start EXCERPTED RECORDS

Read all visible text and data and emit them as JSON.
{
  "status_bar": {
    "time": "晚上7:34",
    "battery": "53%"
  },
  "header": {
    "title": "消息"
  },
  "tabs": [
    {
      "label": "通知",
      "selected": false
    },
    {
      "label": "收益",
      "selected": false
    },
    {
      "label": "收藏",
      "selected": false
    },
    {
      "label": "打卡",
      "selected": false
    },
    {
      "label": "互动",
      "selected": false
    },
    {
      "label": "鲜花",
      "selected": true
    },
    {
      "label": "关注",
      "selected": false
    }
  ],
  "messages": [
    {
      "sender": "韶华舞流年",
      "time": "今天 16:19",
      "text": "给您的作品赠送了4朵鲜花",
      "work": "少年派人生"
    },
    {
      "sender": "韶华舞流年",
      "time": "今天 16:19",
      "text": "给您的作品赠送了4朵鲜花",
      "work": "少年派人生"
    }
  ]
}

end EXCERPTED RECORDS
start EXCERPTED RECORDS

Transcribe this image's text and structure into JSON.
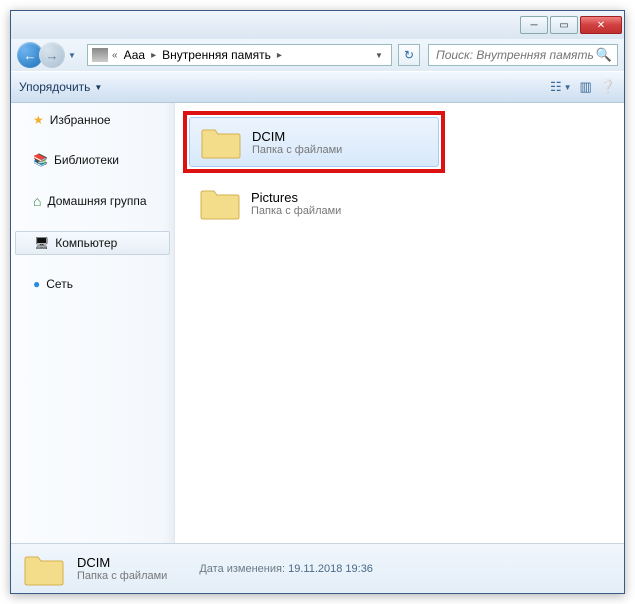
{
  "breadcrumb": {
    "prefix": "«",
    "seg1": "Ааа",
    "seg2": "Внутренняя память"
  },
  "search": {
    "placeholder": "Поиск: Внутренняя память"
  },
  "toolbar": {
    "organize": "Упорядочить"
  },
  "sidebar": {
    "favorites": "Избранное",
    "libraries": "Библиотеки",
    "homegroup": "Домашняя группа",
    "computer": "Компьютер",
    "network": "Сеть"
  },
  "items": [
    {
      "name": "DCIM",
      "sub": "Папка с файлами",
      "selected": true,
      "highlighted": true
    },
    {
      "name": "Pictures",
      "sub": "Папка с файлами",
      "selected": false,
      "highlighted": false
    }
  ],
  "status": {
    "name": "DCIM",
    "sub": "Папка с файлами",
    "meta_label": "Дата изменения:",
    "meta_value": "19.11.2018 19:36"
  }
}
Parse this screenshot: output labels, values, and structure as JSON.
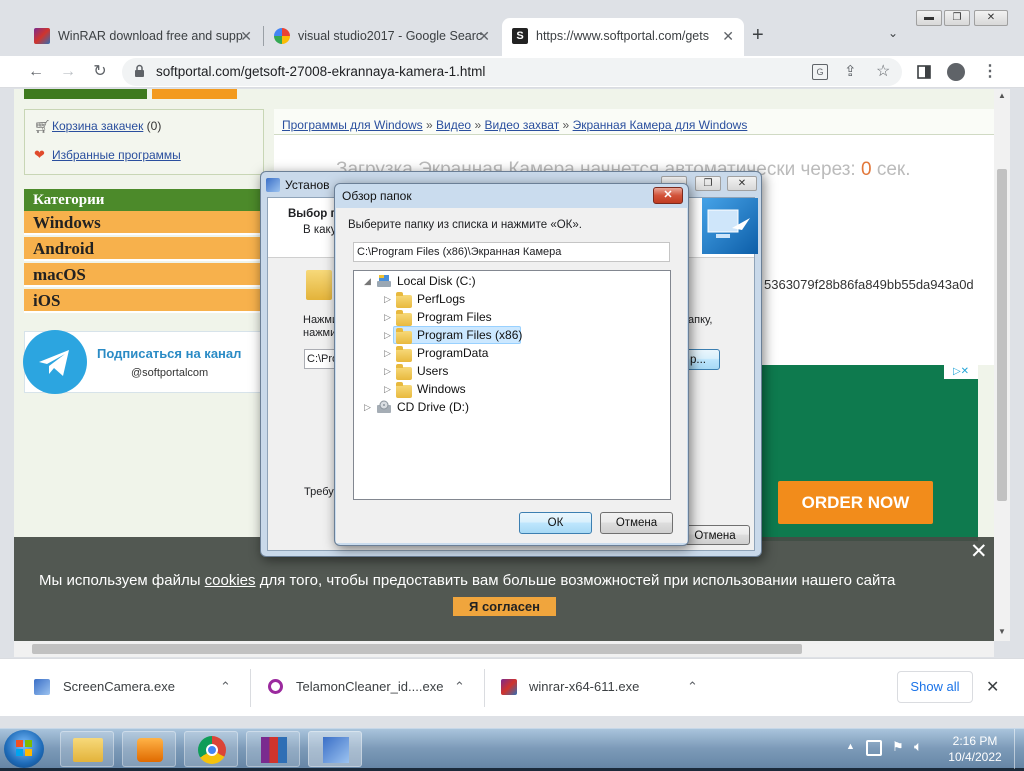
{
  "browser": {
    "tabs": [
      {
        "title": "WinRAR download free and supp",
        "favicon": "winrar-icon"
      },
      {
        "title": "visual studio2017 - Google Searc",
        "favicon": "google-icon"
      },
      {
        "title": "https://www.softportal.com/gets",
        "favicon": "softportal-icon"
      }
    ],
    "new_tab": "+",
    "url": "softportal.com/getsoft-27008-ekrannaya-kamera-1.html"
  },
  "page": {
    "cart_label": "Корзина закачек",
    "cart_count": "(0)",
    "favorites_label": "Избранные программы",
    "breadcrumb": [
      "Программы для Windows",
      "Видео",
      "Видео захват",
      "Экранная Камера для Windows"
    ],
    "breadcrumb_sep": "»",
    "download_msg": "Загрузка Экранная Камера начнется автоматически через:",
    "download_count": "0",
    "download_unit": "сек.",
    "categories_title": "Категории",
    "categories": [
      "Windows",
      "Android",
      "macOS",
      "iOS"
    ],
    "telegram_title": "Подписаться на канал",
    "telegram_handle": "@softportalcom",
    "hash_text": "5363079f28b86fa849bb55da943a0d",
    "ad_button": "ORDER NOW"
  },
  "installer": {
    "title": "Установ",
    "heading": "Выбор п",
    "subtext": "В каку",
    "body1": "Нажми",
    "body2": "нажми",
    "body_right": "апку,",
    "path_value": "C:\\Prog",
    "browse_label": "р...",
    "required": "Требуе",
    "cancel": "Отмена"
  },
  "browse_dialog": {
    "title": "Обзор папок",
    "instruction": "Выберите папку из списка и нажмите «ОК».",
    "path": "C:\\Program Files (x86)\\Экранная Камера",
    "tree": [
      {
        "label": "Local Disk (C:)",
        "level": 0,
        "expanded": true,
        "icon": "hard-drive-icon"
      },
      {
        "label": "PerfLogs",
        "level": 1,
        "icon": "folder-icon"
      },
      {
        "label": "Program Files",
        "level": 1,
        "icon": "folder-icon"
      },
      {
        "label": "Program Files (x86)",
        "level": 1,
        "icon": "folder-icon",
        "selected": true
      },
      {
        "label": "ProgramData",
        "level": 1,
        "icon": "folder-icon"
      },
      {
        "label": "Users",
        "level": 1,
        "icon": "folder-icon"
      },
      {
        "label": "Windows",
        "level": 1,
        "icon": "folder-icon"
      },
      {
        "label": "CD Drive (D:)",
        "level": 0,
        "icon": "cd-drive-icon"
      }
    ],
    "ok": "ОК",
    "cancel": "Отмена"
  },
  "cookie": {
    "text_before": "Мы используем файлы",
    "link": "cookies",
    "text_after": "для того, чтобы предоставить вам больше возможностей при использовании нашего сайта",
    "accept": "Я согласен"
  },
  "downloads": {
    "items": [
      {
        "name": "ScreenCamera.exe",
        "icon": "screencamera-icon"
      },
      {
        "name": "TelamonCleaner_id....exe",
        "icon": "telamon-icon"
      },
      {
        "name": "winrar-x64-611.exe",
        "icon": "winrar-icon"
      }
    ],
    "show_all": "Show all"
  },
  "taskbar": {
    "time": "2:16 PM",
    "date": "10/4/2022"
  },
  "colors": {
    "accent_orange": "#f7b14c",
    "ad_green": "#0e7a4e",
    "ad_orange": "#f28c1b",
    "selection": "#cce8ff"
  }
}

end EXCERPTED RECORDS

For the data above, state only how many lines include the word "true".

> [REPLY TO THE EXERCISE]: 5